Dataset entries:
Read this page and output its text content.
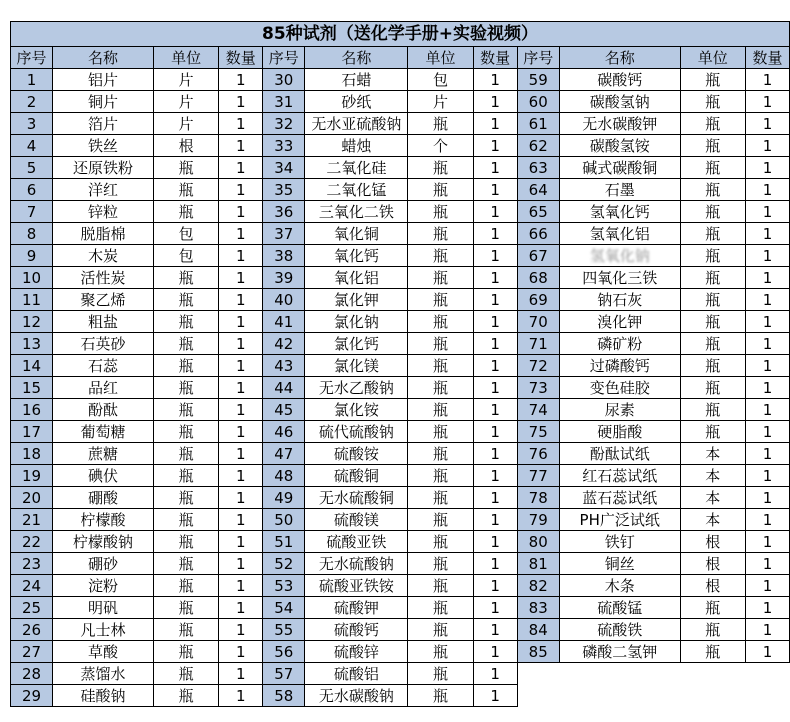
85种试剂（送化学手册+实验视频）											
序号	名称	单位	数量	序号	名称	单位	数量	序号	名称	单位	数量
1	铝片	片	1	30	石蜡	包	1	59	碳酸钙	瓶	1
2	铜片	片	1	31	砂纸	片	1	60	碳酸氢钠	瓶	1
3	箔片	片	1	32	无水亚硫酸钠	瓶	1	61	无水碳酸钾	瓶	1
4	铁丝	根	1	33	蜡烛	个	1	62	碳酸氢铵	瓶	1
5	还原铁粉	瓶	1	34	二氧化硅	瓶	1	63	碱式碳酸铜	瓶	1
6	洋红	瓶	1	35	二氧化锰	瓶	1	64	石墨	瓶	1
7	锌粒	瓶	1	36	三氧化二铁	瓶	1	65	氢氧化钙	瓶	1
8	脱脂棉	包	1	37	氧化铜	瓶	1	66	氢氧化铝	瓶	1
9	木炭	包	1	38	氧化钙	瓶	1	67	氢氧化钠	瓶	1
10	活性炭	瓶	1	39	氧化铝	瓶	1	68	四氧化三铁	瓶	1
11	聚乙烯	瓶	1	40	氯化钾	瓶	1	69	钠石灰	瓶	1
12	粗盐	瓶	1	41	氯化钠	瓶	1	70	溴化钾	瓶	1
13	石英砂	瓶	1	42	氯化钙	瓶	1	71	磷矿粉	瓶	1
14	石蕊	瓶	1	43	氯化镁	瓶	1	72	过磷酸钙	瓶	1
15	品红	瓶	1	44	无水乙酸钠	瓶	1	73	变色硅胶	瓶	1
16	酚酞	瓶	1	45	氯化铵	瓶	1	74	尿素	瓶	1
17	葡萄糖	瓶	1	46	硫代硫酸钠	瓶	1	75	硬脂酸	瓶	1
18	蔗糖	瓶	1	47	硫酸铵	瓶	1	76	酚酞试纸	本	1
19	碘伏	瓶	1	48	硫酸铜	瓶	1	77	红石蕊试纸	本	1
20	硼酸	瓶	1	49	无水硫酸铜	瓶	1	78	蓝石蕊试纸	本	1
21	柠檬酸	瓶	1	50	硫酸镁	瓶	1	79	PH广泛试纸	本	1
22	柠檬酸钠	瓶	1	51	硫酸亚铁	瓶	1	80	铁钉	根	1
23	硼砂	瓶	1	52	无水硫酸钠	瓶	1	81	铜丝	根	1
24	淀粉	瓶	1	53	硫酸亚铁铵	瓶	1	82	木条	根	1
25	明矾	瓶	1	54	硫酸钾	瓶	1	83	硫酸锰	瓶	1
26	凡士林	瓶	1	55	硫酸钙	瓶	1	84	硫酸铁	瓶	1
27	草酸	瓶	1	56	硫酸锌	瓶	1	85	磷酸二氢钾	瓶	1
28	蒸馏水	瓶	1	57	硫酸铝	瓶	1				
29	硅酸钠	瓶	1	58	无水碳酸钠	瓶	1				
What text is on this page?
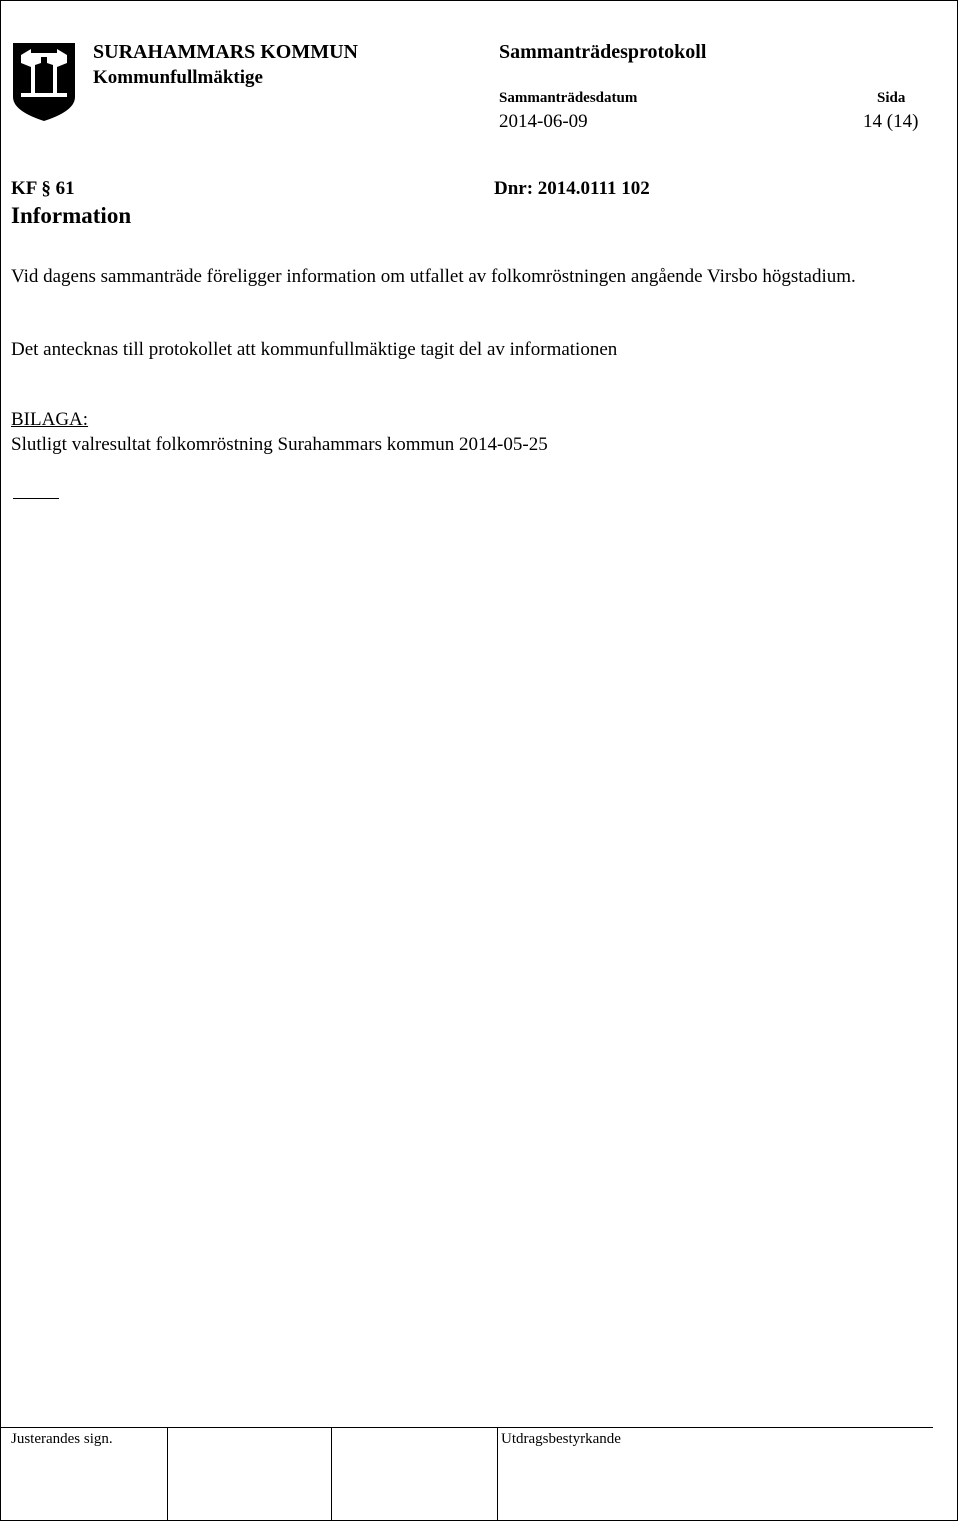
SURAHAMMARS KOMMUN
Kommunfullmäktige
Sammanträdesprotokoll
Sammanträdesdatum
2014-06-09
Sida
14 (14)
KF § 61	Dnr: 2014.0111 102
Information
Vid dagens sammanträde föreligger information om utfallet av folkomröstningen angående Virsbo högstadium.
Det antecknas till protokollet att kommunfullmäktige tagit del av informationen
BILAGA:
Slutligt valresultat folkomröstning Surahammars kommun 2014-05-25
Justerandes sign.	Utdragsbestyrkande
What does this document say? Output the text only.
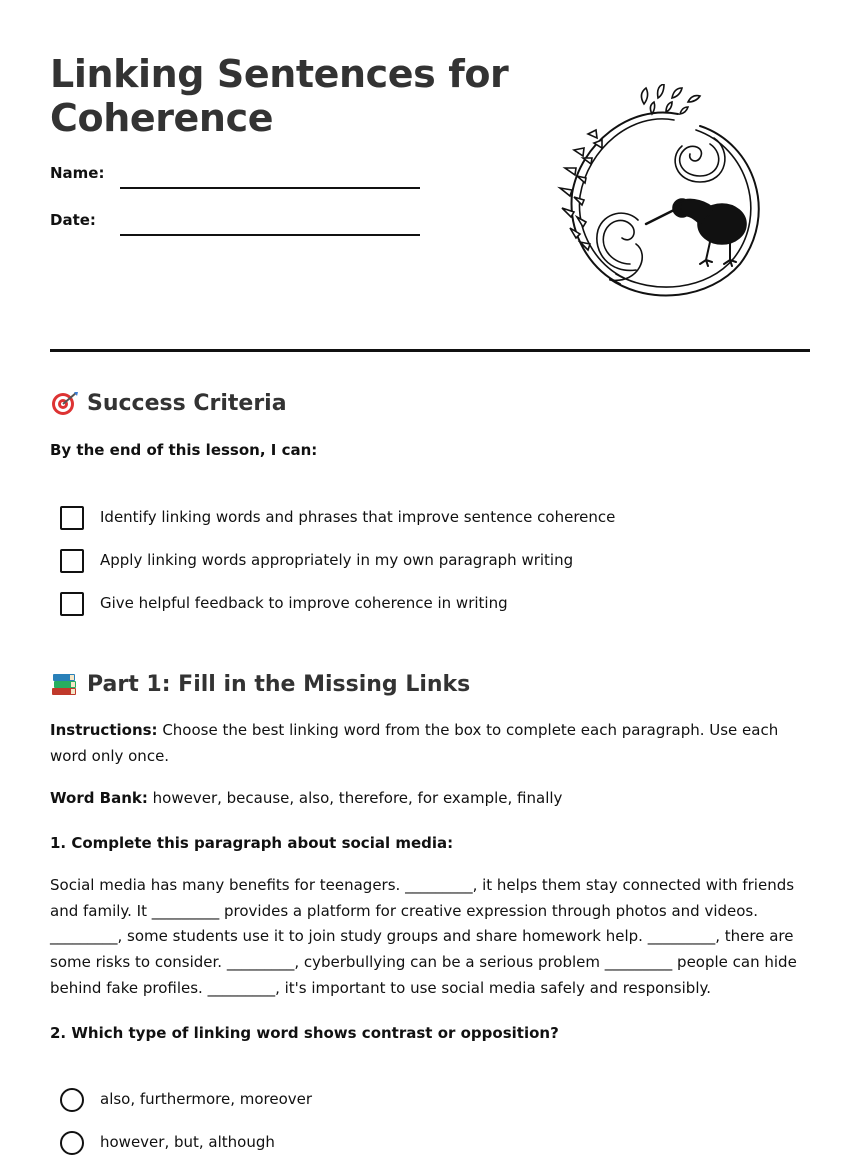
Linking Sentences for Coherence
Name:
Date:
Success Criteria
By the end of this lesson, I can:
Identify linking words and phrases that improve sentence coherence
Apply linking words appropriately in my own paragraph writing
Give helpful feedback to improve coherence in writing
Part 1: Fill in the Missing Links

Instructions: Choose the best linking word from the box to complete each paragraph. Use each word only once.

Word Bank: however, because, also, therefore, for example, finally

1. Complete this paragraph about social media:

Social media has many benefits for teenagers. _________, it helps them stay connected with friends and family. It _________ provides a platform for creative expression through photos and videos. _________, some students use it to join study groups and share homework help. _________, there are some risks to consider. _________, cyberbullying can be a serious problem _________ people can hide behind fake profiles. _________, it's important to use social media safely and responsibly.

2. Which type of linking word shows contrast or opposition?

also, furthermore, moreover
however, but, although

Work to complete: Using the listing above, show every line that includes the string "also".

Solution for this exercise:
Word Bank: however, because, also, therefore, for example, finally
also, furthermore, moreover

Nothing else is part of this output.